### Goal
Transcribe the entries below exactly.

### Material for this exercise
■ ■ ■ ■
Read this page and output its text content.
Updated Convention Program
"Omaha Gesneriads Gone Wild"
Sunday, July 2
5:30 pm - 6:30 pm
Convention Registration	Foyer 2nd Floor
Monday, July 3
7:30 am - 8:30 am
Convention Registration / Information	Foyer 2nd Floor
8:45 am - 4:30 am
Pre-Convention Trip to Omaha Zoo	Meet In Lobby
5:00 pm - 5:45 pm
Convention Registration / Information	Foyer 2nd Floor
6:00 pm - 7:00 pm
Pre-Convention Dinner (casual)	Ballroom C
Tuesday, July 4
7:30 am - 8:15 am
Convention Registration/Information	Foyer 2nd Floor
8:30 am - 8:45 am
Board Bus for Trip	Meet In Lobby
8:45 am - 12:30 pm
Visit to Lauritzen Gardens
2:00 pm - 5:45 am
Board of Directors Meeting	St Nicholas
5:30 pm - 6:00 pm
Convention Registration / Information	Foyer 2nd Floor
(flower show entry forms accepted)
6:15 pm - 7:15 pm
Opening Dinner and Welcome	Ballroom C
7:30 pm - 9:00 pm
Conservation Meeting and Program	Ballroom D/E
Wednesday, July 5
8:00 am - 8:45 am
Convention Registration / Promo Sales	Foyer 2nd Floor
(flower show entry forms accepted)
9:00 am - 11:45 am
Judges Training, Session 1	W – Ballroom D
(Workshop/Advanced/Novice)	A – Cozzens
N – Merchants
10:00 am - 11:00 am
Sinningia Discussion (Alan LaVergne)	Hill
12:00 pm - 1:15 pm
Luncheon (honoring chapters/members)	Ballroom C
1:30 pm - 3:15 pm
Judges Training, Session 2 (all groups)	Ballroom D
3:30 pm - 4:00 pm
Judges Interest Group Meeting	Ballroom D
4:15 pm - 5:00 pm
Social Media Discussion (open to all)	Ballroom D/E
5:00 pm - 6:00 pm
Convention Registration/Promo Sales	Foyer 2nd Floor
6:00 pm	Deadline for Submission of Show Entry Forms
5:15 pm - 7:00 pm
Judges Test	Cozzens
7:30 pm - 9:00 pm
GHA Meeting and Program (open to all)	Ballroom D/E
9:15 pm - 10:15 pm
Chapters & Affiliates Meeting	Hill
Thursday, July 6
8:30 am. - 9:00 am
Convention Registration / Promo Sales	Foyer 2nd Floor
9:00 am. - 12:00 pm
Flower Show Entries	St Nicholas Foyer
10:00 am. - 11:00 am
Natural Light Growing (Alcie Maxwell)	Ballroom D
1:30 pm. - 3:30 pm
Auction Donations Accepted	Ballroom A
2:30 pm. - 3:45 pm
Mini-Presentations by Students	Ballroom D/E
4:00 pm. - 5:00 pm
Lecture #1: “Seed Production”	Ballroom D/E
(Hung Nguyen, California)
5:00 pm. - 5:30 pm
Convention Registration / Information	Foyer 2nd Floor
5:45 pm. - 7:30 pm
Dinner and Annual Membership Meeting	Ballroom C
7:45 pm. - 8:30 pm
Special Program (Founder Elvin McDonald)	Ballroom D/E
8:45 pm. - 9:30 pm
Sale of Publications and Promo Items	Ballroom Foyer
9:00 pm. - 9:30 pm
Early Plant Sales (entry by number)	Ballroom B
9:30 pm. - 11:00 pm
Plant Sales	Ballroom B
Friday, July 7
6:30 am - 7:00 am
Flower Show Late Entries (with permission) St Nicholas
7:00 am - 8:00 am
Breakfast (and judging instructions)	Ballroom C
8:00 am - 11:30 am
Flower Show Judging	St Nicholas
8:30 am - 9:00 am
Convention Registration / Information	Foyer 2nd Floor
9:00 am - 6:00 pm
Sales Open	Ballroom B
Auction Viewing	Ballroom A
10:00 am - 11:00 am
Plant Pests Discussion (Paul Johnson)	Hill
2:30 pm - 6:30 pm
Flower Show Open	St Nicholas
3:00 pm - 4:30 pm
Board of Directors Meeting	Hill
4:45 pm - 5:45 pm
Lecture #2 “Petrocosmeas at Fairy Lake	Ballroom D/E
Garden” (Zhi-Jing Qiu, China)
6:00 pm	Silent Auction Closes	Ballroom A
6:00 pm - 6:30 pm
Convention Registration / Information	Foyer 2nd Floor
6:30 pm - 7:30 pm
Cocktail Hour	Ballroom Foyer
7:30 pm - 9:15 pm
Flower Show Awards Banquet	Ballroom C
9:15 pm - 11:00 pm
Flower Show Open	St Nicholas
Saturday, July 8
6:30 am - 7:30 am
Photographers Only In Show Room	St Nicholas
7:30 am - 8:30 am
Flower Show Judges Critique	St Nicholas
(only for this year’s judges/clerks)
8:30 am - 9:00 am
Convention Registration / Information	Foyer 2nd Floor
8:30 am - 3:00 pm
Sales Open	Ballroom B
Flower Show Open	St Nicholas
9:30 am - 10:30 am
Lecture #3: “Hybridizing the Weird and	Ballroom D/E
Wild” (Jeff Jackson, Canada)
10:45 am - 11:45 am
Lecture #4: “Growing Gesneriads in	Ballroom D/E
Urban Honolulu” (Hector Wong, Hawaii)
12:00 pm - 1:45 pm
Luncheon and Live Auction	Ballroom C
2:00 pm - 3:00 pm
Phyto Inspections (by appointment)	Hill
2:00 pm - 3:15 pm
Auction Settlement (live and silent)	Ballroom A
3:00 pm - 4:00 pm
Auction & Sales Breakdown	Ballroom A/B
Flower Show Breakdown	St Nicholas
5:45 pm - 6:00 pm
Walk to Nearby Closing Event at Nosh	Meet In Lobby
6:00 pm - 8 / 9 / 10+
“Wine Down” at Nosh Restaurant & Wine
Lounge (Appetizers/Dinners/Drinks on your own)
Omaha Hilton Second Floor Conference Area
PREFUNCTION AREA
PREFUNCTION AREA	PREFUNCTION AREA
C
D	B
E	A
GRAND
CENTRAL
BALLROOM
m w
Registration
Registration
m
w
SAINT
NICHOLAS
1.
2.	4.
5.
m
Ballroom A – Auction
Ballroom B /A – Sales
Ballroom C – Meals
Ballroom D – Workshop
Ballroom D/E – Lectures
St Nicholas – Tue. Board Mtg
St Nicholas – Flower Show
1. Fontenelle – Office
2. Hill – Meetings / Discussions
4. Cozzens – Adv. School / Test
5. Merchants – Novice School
■ ■ ■ ■
### Written reply
Read this page and output its text content.
Updated Convention Program
"Omaha Gesneriads Gone Wild"
Sunday, July 2
5:30 pm - 6:30 pm
Convention Registration	Foyer 2nd Floor
Monday, July 3
7:30 am - 8:30 am
Convention Registration / Information	Foyer 2nd Floor
8:45 am - 4:30 am
Pre-Convention Trip to Omaha Zoo	Meet In Lobby
5:00 pm - 5:45 pm
Convention Registration / Information	Foyer 2nd Floor
6:00 pm - 7:00 pm
Pre-Convention Dinner (casual)	Ballroom C
Tuesday, July 4
7:30 am - 8:15 am
Convention Registration/Information	Foyer 2nd Floor
8:30 am - 8:45 am
Board Bus for Trip	Meet In Lobby
8:45 am - 12:30 pm
Visit to Lauritzen Gardens
2:00 pm - 5:45 am
Board of Directors Meeting	St Nicholas
5:30 pm - 6:00 pm
Convention Registration / Information	Foyer 2nd Floor
(flower show entry forms accepted)
6:15 pm - 7:15 pm
Opening Dinner and Welcome	Ballroom C
7:30 pm - 9:00 pm
Conservation Meeting and Program	Ballroom D/E
Wednesday, July 5
8:00 am - 8:45 am
Convention Registration / Promo Sales	Foyer 2nd Floor
(flower show entry forms accepted)
9:00 am - 11:45 am
Judges Training, Session 1	W – Ballroom D
(Workshop/Advanced/Novice)	A – Cozzens
N – Merchants
10:00 am - 11:00 am
Sinningia Discussion (Alan LaVergne)	Hill
12:00 pm - 1:15 pm
Luncheon (honoring chapters/members)	Ballroom C
1:30 pm - 3:15 pm
Judges Training, Session 2 (all groups)	Ballroom D
3:30 pm - 4:00 pm
Judges Interest Group Meeting	Ballroom D
4:15 pm - 5:00 pm
Social Media Discussion (open to all)	Ballroom D/E
5:00 pm - 6:00 pm
Convention Registration/Promo Sales	Foyer 2nd Floor
6:00 pm	Deadline for Submission of Show Entry Forms
5:15 pm - 7:00 pm
Judges Test	Cozzens
7:30 pm - 9:00 pm
GHA Meeting and Program (open to all)	Ballroom D/E
9:15 pm - 10:15 pm
Chapters & Affiliates Meeting	Hill
Thursday, July 6
8:30 am. - 9:00 am
Convention Registration / Promo Sales	Foyer 2nd Floor
9:00 am. - 12:00 pm
Flower Show Entries	St Nicholas Foyer
10:00 am. - 11:00 am
Natural Light Growing (Alcie Maxwell)	Ballroom D
1:30 pm. - 3:30 pm
Auction Donations Accepted	Ballroom A
2:30 pm. - 3:45 pm
Mini-Presentations by Students	Ballroom D/E
4:00 pm. - 5:00 pm
Lecture #1: “Seed Production”	Ballroom D/E
(Hung Nguyen, California)
5:00 pm. - 5:30 pm
Convention Registration / Information	Foyer 2nd Floor
5:45 pm. - 7:30 pm
Dinner and Annual Membership Meeting	Ballroom C
7:45 pm. - 8:30 pm
Special Program (Founder Elvin McDonald)	Ballroom D/E
8:45 pm. - 9:30 pm
Sale of Publications and Promo Items	Ballroom Foyer
9:00 pm. - 9:30 pm
Early Plant Sales (entry by number)	Ballroom B
9:30 pm. - 11:00 pm
Plant Sales	Ballroom B
Friday, July 7
6:30 am - 7:00 am
Flower Show Late Entries (with permission) St Nicholas
7:00 am - 8:00 am
Breakfast (and judging instructions)	Ballroom C
8:00 am - 11:30 am
Flower Show Judging	St Nicholas
8:30 am - 9:00 am
Convention Registration / Information	Foyer 2nd Floor
9:00 am - 6:00 pm
Sales Open	Ballroom B
Auction Viewing	Ballroom A
10:00 am - 11:00 am
Plant Pests Discussion (Paul Johnson)	Hill
2:30 pm - 6:30 pm
Flower Show Open	St Nicholas
3:00 pm - 4:30 pm
Board of Directors Meeting	Hill
4:45 pm - 5:45 pm
Lecture #2 “Petrocosmeas at Fairy Lake	Ballroom D/E
Garden” (Zhi-Jing Qiu, China)
6:00 pm	Silent Auction Closes	Ballroom A
6:00 pm - 6:30 pm
Convention Registration / Information	Foyer 2nd Floor
6:30 pm - 7:30 pm
Cocktail Hour	Ballroom Foyer
7:30 pm - 9:15 pm
Flower Show Awards Banquet	Ballroom C
9:15 pm - 11:00 pm
Flower Show Open	St Nicholas
Saturday, July 8
6:30 am - 7:30 am
Photographers Only In Show Room	St Nicholas
7:30 am - 8:30 am
Flower Show Judges Critique	St Nicholas
(only for this year’s judges/clerks)
8:30 am - 9:00 am
Convention Registration / Information	Foyer 2nd Floor
8:30 am - 3:00 pm
Sales Open	Ballroom B
Flower Show Open	St Nicholas
9:30 am - 10:30 am
Lecture #3: “Hybridizing the Weird and	Ballroom D/E
Wild” (Jeff Jackson, Canada)
10:45 am - 11:45 am
Lecture #4: “Growing Gesneriads in	Ballroom D/E
Urban Honolulu” (Hector Wong, Hawaii)
12:00 pm - 1:45 pm
Luncheon and Live Auction	Ballroom C
2:00 pm - 3:00 pm
Phyto Inspections (by appointment)	Hill
2:00 pm - 3:15 pm
Auction Settlement (live and silent)	Ballroom A
3:00 pm - 4:00 pm
Auction & Sales Breakdown	Ballroom A/B
Flower Show Breakdown	St Nicholas
5:45 pm - 6:00 pm
Walk to Nearby Closing Event at Nosh	Meet In Lobby
6:00 pm - 8 / 9 / 10+
“Wine Down” at Nosh Restaurant & Wine
Lounge (Appetizers/Dinners/Drinks on your own)
Omaha Hilton Second Floor Conference Area
PREFUNCTION AREA
PREFUNCTION AREA	PREFUNCTION AREA
C
D	B
E	A
GRAND
CENTRAL
BALLROOM
m w
Registration
Registration
m
w
SAINT
NICHOLAS
1.
2.	4.
5.
m
Ballroom A – Auction
Ballroom B /A – Sales
Ballroom C – Meals
Ballroom D – Workshop
Ballroom D/E – Lectures
St Nicholas – Tue. Board Mtg
St Nicholas – Flower Show
1. Fontenelle – Office
2. Hill – Meetings / Discussions
4. Cozzens – Adv. School / Test
5. Merchants – Novice School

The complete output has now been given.